Record excerpts »
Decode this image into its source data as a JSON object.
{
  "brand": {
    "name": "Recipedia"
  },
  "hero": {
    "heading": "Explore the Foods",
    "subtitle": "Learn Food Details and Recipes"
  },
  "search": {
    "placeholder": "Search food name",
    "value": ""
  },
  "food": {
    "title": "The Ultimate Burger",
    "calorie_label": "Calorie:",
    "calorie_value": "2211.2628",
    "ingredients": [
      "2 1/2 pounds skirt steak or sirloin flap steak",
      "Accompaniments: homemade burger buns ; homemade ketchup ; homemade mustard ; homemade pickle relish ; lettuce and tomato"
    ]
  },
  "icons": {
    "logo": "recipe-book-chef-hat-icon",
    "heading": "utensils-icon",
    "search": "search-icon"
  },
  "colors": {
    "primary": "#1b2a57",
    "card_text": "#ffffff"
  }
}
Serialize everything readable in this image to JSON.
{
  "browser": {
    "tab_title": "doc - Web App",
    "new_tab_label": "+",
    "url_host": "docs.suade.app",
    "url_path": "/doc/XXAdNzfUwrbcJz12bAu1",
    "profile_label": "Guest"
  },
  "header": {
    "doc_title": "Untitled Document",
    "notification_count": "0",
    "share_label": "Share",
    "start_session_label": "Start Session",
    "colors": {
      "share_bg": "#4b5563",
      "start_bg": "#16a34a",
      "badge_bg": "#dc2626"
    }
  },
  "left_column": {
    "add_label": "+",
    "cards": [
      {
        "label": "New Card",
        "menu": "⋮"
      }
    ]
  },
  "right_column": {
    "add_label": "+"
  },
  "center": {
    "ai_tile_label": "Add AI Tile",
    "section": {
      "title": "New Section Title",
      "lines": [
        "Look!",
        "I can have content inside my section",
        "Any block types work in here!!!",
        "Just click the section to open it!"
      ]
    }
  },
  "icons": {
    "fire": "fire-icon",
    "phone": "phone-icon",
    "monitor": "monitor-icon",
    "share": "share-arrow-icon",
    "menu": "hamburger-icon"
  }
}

Directions for this task »
Copy each line of the data exactly, leaving nothing out.

Answer to this task »
Decode this image into its source data as a JSON object.
{
  "brand": {
    "name": "Recipedia"
  },
  "hero": {
    "heading": "Explore the Foods",
    "subtitle": "Learn Food Details and Recipes"
  },
  "search": {
    "placeholder": "Search food name",
    "value": ""
  },
  "food": {
    "title": "The Ultimate Burger",
    "calorie_label": "Calorie:",
    "calorie_value": "2211.2628",
    "ingredients": [
      "2 1/2 pounds skirt steak or sirloin flap steak",
      "Accompaniments: homemade burger buns ; homemade ketchup ; homemade mustard ; homemade pickle relish ; lettuce and tomato"
    ]
  },
  "icons": {
    "logo": "recipe-book-chef-hat-icon",
    "heading": "utensils-icon",
    "search": "search-icon"
  },
  "colors": {
    "primary": "#1b2a57",
    "card_text": "#ffffff"
  }
}
Serialize everything readable in this image to JSON.
{
  "browser": {
    "tab_title": "doc - Web App",
    "new_tab_label": "+",
    "url_host": "docs.suade.app",
    "url_path": "/doc/XXAdNzfUwrbcJz12bAu1",
    "profile_label": "Guest"
  },
  "header": {
    "doc_title": "Untitled Document",
    "notification_count": "0",
    "share_label": "Share",
    "start_session_label": "Start Session",
    "colors": {
      "share_bg": "#4b5563",
      "start_bg": "#16a34a",
      "badge_bg": "#dc2626"
    }
  },
  "left_column": {
    "add_label": "+",
    "cards": [
      {
        "label": "New Card",
        "menu": "⋮"
      }
    ]
  },
  "right_column": {
    "add_label": "+"
  },
  "center": {
    "ai_tile_label": "Add AI Tile",
    "section": {
      "title": "New Section Title",
      "lines": [
        "Look!",
        "I can have content inside my section",
        "Any block types work in here!!!",
        "Just click the section to open it!"
      ]
    }
  },
  "icons": {
    "fire": "fire-icon",
    "phone": "phone-icon",
    "monitor": "monitor-icon",
    "share": "share-arrow-icon",
    "menu": "hamburger-icon"
  }
}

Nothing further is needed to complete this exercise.